begin ENTRIES PROVIDED
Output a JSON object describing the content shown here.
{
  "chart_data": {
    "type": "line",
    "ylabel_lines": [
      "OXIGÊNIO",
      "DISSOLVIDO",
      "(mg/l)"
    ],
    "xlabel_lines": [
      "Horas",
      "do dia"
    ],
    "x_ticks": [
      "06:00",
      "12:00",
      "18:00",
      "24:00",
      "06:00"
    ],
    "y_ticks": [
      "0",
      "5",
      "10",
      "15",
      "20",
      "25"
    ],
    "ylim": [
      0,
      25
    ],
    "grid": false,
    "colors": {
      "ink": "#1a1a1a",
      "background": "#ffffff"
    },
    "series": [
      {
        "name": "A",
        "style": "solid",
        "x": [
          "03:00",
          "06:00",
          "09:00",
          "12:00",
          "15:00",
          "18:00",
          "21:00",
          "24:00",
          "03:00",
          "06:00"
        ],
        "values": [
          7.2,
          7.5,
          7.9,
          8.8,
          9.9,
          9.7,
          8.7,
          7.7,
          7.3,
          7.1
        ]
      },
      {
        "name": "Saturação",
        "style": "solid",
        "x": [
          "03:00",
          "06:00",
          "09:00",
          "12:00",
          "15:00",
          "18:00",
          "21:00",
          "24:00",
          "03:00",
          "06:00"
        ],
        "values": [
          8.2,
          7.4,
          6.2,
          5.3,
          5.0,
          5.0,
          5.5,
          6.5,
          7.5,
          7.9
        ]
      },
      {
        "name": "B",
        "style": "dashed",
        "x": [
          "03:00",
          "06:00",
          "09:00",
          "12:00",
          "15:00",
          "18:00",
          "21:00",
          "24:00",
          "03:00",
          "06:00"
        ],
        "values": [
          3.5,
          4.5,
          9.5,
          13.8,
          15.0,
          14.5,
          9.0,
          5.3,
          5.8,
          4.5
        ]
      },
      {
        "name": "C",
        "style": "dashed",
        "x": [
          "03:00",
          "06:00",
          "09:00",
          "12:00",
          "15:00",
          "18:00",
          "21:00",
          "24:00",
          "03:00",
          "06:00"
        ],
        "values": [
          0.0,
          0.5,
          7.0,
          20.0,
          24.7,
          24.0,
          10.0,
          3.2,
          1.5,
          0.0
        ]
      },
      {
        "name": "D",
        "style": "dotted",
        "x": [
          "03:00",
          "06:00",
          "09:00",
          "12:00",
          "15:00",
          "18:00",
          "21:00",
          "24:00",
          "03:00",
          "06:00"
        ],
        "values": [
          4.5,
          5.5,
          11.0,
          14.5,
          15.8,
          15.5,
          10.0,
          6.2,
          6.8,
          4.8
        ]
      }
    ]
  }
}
end ENTRIES PROVIDED
**WORK TO DO:** Repeat every record exactly as written, please.

**PROBLEM SOLUTION:**
Output a JSON object describing the content shown here.
{
  "chart_data": {
    "type": "line",
    "ylabel_lines": [
      "OXIGÊNIO",
      "DISSOLVIDO",
      "(mg/l)"
    ],
    "xlabel_lines": [
      "Horas",
      "do dia"
    ],
    "x_ticks": [
      "06:00",
      "12:00",
      "18:00",
      "24:00",
      "06:00"
    ],
    "y_ticks": [
      "0",
      "5",
      "10",
      "15",
      "20",
      "25"
    ],
    "ylim": [
      0,
      25
    ],
    "grid": false,
    "colors": {
      "ink": "#1a1a1a",
      "background": "#ffffff"
    },
    "series": [
      {
        "name": "A",
        "style": "solid",
        "x": [
          "03:00",
          "06:00",
          "09:00",
          "12:00",
          "15:00",
          "18:00",
          "21:00",
          "24:00",
          "03:00",
          "06:00"
        ],
        "values": [
          7.2,
          7.5,
          7.9,
          8.8,
          9.9,
          9.7,
          8.7,
          7.7,
          7.3,
          7.1
        ]
      },
      {
        "name": "Saturação",
        "style": "solid",
        "x": [
          "03:00",
          "06:00",
          "09:00",
          "12:00",
          "15:00",
          "18:00",
          "21:00",
          "24:00",
          "03:00",
          "06:00"
        ],
        "values": [
          8.2,
          7.4,
          6.2,
          5.3,
          5.0,
          5.0,
          5.5,
          6.5,
          7.5,
          7.9
        ]
      },
      {
        "name": "B",
        "style": "dashed",
        "x": [
          "03:00",
          "06:00",
          "09:00",
          "12:00",
          "15:00",
          "18:00",
          "21:00",
          "24:00",
          "03:00",
          "06:00"
        ],
        "values": [
          3.5,
          4.5,
          9.5,
          13.8,
          15.0,
          14.5,
          9.0,
          5.3,
          5.8,
          4.5
        ]
      },
      {
        "name": "C",
        "style": "dashed",
        "x": [
          "03:00",
          "06:00",
          "09:00",
          "12:00",
          "15:00",
          "18:00",
          "21:00",
          "24:00",
          "03:00",
          "06:00"
        ],
        "values": [
          0.0,
          0.5,
          7.0,
          20.0,
          24.7,
          24.0,
          10.0,
          3.2,
          1.5,
          0.0
        ]
      },
      {
        "name": "D",
        "style": "dotted",
        "x": [
          "03:00",
          "06:00",
          "09:00",
          "12:00",
          "15:00",
          "18:00",
          "21:00",
          "24:00",
          "03:00",
          "06:00"
        ],
        "values": [
          4.5,
          5.5,
          11.0,
          14.5,
          15.8,
          15.5,
          10.0,
          6.2,
          6.8,
          4.8
        ]
      }
    ]
  }
}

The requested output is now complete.